* _Do this_
Your reply should be one number: the count of lines holding the word "Aufgaben".

* begin *

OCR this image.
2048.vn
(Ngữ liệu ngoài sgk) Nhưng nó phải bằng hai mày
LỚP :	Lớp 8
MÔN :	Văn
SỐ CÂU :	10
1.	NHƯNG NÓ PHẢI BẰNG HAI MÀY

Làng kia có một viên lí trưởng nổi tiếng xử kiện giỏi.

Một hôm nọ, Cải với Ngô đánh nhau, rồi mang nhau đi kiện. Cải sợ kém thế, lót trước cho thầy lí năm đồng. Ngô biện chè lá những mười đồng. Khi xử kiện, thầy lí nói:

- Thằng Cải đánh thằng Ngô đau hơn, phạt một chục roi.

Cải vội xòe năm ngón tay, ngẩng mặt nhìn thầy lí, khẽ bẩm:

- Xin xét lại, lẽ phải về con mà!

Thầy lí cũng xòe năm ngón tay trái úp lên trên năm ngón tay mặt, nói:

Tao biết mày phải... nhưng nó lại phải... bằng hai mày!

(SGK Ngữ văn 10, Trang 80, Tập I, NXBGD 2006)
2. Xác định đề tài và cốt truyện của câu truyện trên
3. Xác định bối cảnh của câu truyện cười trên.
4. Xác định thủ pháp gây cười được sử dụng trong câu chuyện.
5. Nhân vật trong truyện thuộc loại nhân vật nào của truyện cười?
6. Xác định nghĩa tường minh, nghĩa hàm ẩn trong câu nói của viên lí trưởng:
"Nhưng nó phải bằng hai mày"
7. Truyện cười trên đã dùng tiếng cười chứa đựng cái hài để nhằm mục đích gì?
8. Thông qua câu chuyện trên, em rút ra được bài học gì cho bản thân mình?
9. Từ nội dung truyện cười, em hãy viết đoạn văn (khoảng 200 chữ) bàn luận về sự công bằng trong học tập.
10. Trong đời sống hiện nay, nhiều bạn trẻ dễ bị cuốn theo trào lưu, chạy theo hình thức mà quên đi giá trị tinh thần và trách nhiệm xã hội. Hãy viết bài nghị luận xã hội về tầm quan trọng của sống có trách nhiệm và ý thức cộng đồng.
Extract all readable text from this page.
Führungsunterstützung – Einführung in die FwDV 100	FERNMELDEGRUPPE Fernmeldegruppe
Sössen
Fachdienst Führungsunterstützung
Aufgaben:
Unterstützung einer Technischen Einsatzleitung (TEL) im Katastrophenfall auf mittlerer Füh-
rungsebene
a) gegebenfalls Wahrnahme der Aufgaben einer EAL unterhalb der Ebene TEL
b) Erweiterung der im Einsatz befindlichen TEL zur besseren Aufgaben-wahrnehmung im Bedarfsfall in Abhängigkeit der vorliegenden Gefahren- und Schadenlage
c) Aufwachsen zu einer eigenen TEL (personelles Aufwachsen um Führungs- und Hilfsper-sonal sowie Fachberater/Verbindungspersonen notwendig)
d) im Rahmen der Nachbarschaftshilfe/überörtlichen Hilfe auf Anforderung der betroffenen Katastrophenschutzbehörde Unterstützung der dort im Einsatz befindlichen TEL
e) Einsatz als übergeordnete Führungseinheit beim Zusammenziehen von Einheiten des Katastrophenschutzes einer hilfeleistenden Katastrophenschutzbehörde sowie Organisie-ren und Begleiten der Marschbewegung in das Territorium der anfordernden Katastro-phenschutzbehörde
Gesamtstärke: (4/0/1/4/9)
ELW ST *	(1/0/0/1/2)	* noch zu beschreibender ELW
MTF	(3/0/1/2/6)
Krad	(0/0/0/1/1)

* end *

* _Task solution_
3